▶ Instruction
Copy every line below word for word, leaving out the pictures.

# START OF Material provided

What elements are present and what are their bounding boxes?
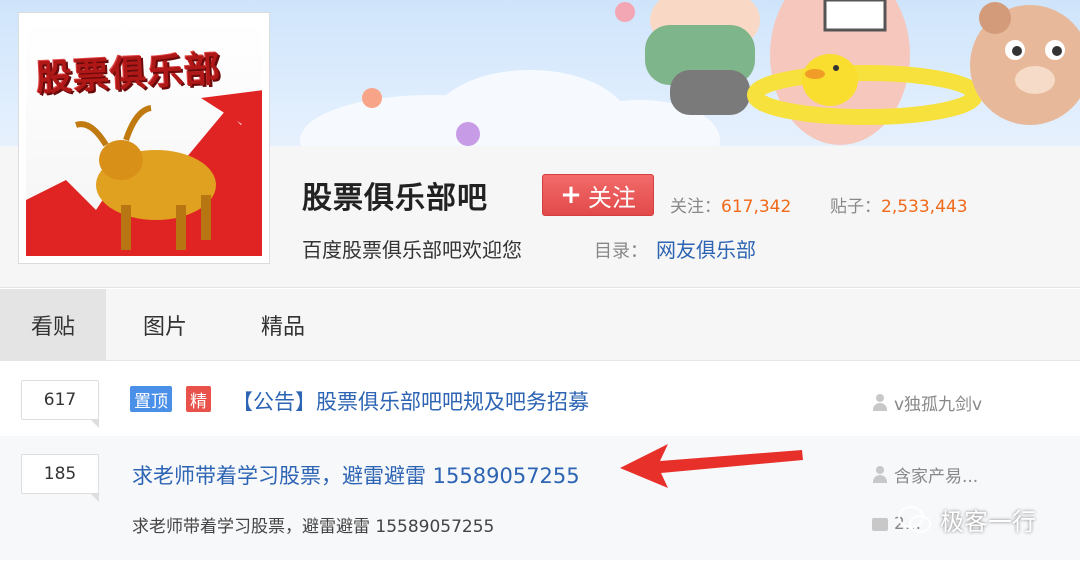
watermark-text: 极客一行 <box>940 508 1036 536</box>
followers-label: 关注： <box>670 197 721 217</box>
banner-cartoon-illustration <box>615 0 1080 145</box>
directory-label: 目录： <box>594 241 648 262</box>
featured-badge: 精 <box>186 386 211 412</box>
forum-slogan: 百度股票俱乐部吧欢迎您 <box>302 238 522 262</box>
posts-label: 贴子： <box>830 197 881 217</box>
person-icon <box>872 394 888 411</box>
person-icon <box>872 466 888 483</box>
thread-author[interactable]: 含家产易... <box>872 462 978 487</box>
pinned-badge: 置顶 <box>130 386 172 412</box>
forum-avatar[interactable]: 股票俱乐部 <box>18 12 270 264</box>
thread-row: 617 置顶 精 【公告】股票俱乐部吧吧规及吧务招募 v独孤九剑v <box>0 362 1080 436</box>
comment-icon <box>872 518 888 531</box>
author-name: 含家产易... <box>894 467 979 487</box>
followers-stat: 关注：617,342 <box>670 192 791 217</box>
wechat-icon <box>898 505 931 533</box>
arrow-annotation-icon <box>620 444 803 488</box>
thread-row: 185 求老师带着学习股票，避雷避雷 15589057255 求老师带着学习股票… <box>0 436 1080 560</box>
reply-count: 617 <box>21 380 99 428</box>
forum-tabs: 看贴 图片 精品 <box>0 289 1080 361</box>
directory-link[interactable]: 网友俱乐部 <box>656 238 756 262</box>
thread-title[interactable]: 求老师带着学习股票，避雷避雷 15589057255 <box>132 460 580 490</box>
reply-count: 185 <box>21 454 99 502</box>
forum-directory: 目录： 网友俱乐部 <box>594 234 756 263</box>
bull-logo-icon <box>26 90 262 256</box>
thread-title[interactable]: 【公告】股票俱乐部吧吧规及吧务招募 <box>232 386 589 416</box>
follow-button-label: 关注 <box>587 183 636 212</box>
thread-abstract: 求老师带着学习股票，避雷避雷 15589057255 <box>132 517 495 537</box>
followers-count: 617,342 <box>721 197 792 217</box>
tab-featured[interactable]: 精品 <box>224 289 342 361</box>
posts-count: 2,533,443 <box>881 197 968 217</box>
watermark: 极客一行 <box>898 502 1036 537</box>
author-name: v独孤九剑v <box>894 395 983 415</box>
banner-bubble <box>362 88 382 108</box>
forum-logo: 股票俱乐部 <box>26 20 262 256</box>
tab-posts[interactable]: 看贴 <box>0 289 106 361</box>
banner-bubble <box>456 122 480 146</box>
plus-icon: + <box>560 180 582 210</box>
follow-button[interactable]: + 关注 <box>542 174 654 216</box>
tab-images[interactable]: 图片 <box>106 289 224 361</box>
forum-title[interactable]: 股票俱乐部吧 <box>302 173 488 217</box>
posts-stat: 贴子：2,533,443 <box>830 192 968 217</box>
thread-author[interactable]: v独孤九剑v <box>872 390 982 415</box>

# END OF Material provided

▶ Task solution
What elements are present and what are their bounding boxes?
watermark-text: 极客一行 <box>940 508 1036 536</box>
followers-label: 关注： <box>670 197 721 217</box>
banner-cartoon-illustration <box>615 0 1080 145</box>
directory-label: 目录： <box>594 241 648 262</box>
featured-badge: 精 <box>186 386 211 412</box>
forum-slogan: 百度股票俱乐部吧欢迎您 <box>302 238 522 262</box>
posts-label: 贴子： <box>830 197 881 217</box>
person-icon <box>872 394 888 411</box>
person-icon <box>872 466 888 483</box>
thread-author[interactable]: 含家产易... <box>872 462 978 487</box>
pinned-badge: 置顶 <box>130 386 172 412</box>
forum-avatar[interactable]: 股票俱乐部 <box>18 12 270 264</box>
thread-row: 617 置顶 精 【公告】股票俱乐部吧吧规及吧务招募 v独孤九剑v <box>0 362 1080 436</box>
comment-icon <box>872 518 888 531</box>
author-name: 含家产易... <box>894 467 979 487</box>
followers-stat: 关注：617,342 <box>670 192 791 217</box>
wechat-icon <box>898 505 931 533</box>
arrow-annotation-icon <box>620 444 803 488</box>
thread-row: 185 求老师带着学习股票，避雷避雷 15589057255 求老师带着学习股票… <box>0 436 1080 560</box>
reply-count: 617 <box>21 380 99 428</box>
forum-tabs: 看贴 图片 精品 <box>0 289 1080 361</box>
directory-link[interactable]: 网友俱乐部 <box>656 238 756 262</box>
thread-title[interactable]: 求老师带着学习股票，避雷避雷 15589057255 <box>132 460 580 490</box>
reply-count: 185 <box>21 454 99 502</box>
forum-directory: 目录： 网友俱乐部 <box>594 234 756 263</box>
bull-logo-icon <box>26 90 262 256</box>
thread-title[interactable]: 【公告】股票俱乐部吧吧规及吧务招募 <box>232 386 589 416</box>
follow-button-label: 关注 <box>587 183 636 212</box>
thread-abstract: 求老师带着学习股票，避雷避雷 15589057255 <box>132 517 495 537</box>
followers-count: 617,342 <box>721 197 792 217</box>
tab-featured[interactable]: 精品 <box>224 289 342 361</box>
posts-count: 2,533,443 <box>881 197 968 217</box>
watermark: 极客一行 <box>898 502 1036 537</box>
author-name: v独孤九剑v <box>894 395 983 415</box>
banner-bubble <box>362 88 382 108</box>
forum-logo: 股票俱乐部 <box>26 20 262 256</box>
tab-posts[interactable]: 看贴 <box>0 289 106 361</box>
banner-bubble <box>456 122 480 146</box>
plus-icon: + <box>560 180 582 210</box>
follow-button[interactable]: + 关注 <box>542 174 654 216</box>
tab-images[interactable]: 图片 <box>106 289 224 361</box>
forum-title[interactable]: 股票俱乐部吧 <box>302 173 488 217</box>
posts-stat: 贴子：2,533,443 <box>830 192 968 217</box>
thread-author[interactable]: v独孤九剑v <box>872 390 982 415</box>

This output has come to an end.